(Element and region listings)

══════════

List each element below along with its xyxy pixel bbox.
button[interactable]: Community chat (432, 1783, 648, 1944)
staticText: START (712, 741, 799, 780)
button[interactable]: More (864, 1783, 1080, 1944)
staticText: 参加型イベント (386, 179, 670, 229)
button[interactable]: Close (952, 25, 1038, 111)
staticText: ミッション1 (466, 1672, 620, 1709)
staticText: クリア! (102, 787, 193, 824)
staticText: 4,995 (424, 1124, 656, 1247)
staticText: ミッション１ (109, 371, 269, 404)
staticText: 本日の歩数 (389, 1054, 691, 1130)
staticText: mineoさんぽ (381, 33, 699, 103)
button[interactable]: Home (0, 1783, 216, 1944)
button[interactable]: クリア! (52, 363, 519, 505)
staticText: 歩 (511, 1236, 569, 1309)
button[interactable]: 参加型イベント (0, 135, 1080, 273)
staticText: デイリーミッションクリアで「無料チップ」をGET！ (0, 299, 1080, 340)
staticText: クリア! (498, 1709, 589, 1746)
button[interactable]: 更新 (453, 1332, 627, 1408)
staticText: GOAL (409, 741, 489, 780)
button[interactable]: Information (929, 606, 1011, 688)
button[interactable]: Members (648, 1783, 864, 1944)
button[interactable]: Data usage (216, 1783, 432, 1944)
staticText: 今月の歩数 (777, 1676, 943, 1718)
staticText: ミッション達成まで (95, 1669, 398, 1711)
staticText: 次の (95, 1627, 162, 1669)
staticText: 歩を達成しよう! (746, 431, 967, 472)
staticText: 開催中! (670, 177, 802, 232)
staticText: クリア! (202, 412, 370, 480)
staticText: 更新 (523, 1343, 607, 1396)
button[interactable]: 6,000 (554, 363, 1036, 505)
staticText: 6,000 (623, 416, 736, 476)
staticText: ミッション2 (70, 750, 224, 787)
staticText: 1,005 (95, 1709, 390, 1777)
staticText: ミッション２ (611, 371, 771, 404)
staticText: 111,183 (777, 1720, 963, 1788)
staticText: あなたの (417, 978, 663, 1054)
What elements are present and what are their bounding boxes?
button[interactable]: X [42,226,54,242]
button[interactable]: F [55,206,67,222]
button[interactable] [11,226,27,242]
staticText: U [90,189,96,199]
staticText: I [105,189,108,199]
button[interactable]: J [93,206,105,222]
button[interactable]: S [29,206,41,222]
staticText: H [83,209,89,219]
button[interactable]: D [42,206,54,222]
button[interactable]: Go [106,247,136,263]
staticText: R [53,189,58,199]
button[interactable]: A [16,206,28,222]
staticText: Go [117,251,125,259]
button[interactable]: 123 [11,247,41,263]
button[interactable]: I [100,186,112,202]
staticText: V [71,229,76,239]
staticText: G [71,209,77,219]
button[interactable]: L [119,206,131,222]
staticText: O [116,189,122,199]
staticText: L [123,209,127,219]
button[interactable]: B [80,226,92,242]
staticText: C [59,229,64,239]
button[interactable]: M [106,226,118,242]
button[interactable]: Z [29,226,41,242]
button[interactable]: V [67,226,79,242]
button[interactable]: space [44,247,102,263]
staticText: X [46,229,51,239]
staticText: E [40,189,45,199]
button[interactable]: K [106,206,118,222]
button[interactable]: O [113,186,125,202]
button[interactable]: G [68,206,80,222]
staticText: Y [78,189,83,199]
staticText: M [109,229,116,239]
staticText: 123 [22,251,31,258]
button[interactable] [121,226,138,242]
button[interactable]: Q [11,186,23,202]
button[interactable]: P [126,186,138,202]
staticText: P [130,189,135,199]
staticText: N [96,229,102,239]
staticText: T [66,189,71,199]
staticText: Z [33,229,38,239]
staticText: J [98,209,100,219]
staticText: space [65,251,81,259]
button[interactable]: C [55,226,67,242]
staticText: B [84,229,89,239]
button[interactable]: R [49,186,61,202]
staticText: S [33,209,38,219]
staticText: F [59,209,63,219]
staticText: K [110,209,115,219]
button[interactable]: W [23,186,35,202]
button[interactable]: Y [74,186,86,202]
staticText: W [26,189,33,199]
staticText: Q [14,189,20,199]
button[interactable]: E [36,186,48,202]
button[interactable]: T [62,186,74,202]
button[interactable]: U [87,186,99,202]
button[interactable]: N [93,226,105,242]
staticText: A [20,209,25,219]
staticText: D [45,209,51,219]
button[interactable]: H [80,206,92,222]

══════════

- [THE TASK]: Lay out everything from the start of the material down to the line containing "staticText: ミッション1 (466, 1672, 620, 1709)", inclusive, as a numbered list, leaving out any blank lines.

- [SOLUTION TO THE PROBLEM]:
1. List each element below along with its xyxy pixel bbox.
2. button[interactable]: Community chat (432, 1783, 648, 1944)
3. staticText: START (712, 741, 799, 780)
4. button[interactable]: More (864, 1783, 1080, 1944)
5. staticText: 参加型イベント (386, 179, 670, 229)
6. button[interactable]: Close (952, 25, 1038, 111)
7. staticText: ミッション1 (466, 1672, 620, 1709)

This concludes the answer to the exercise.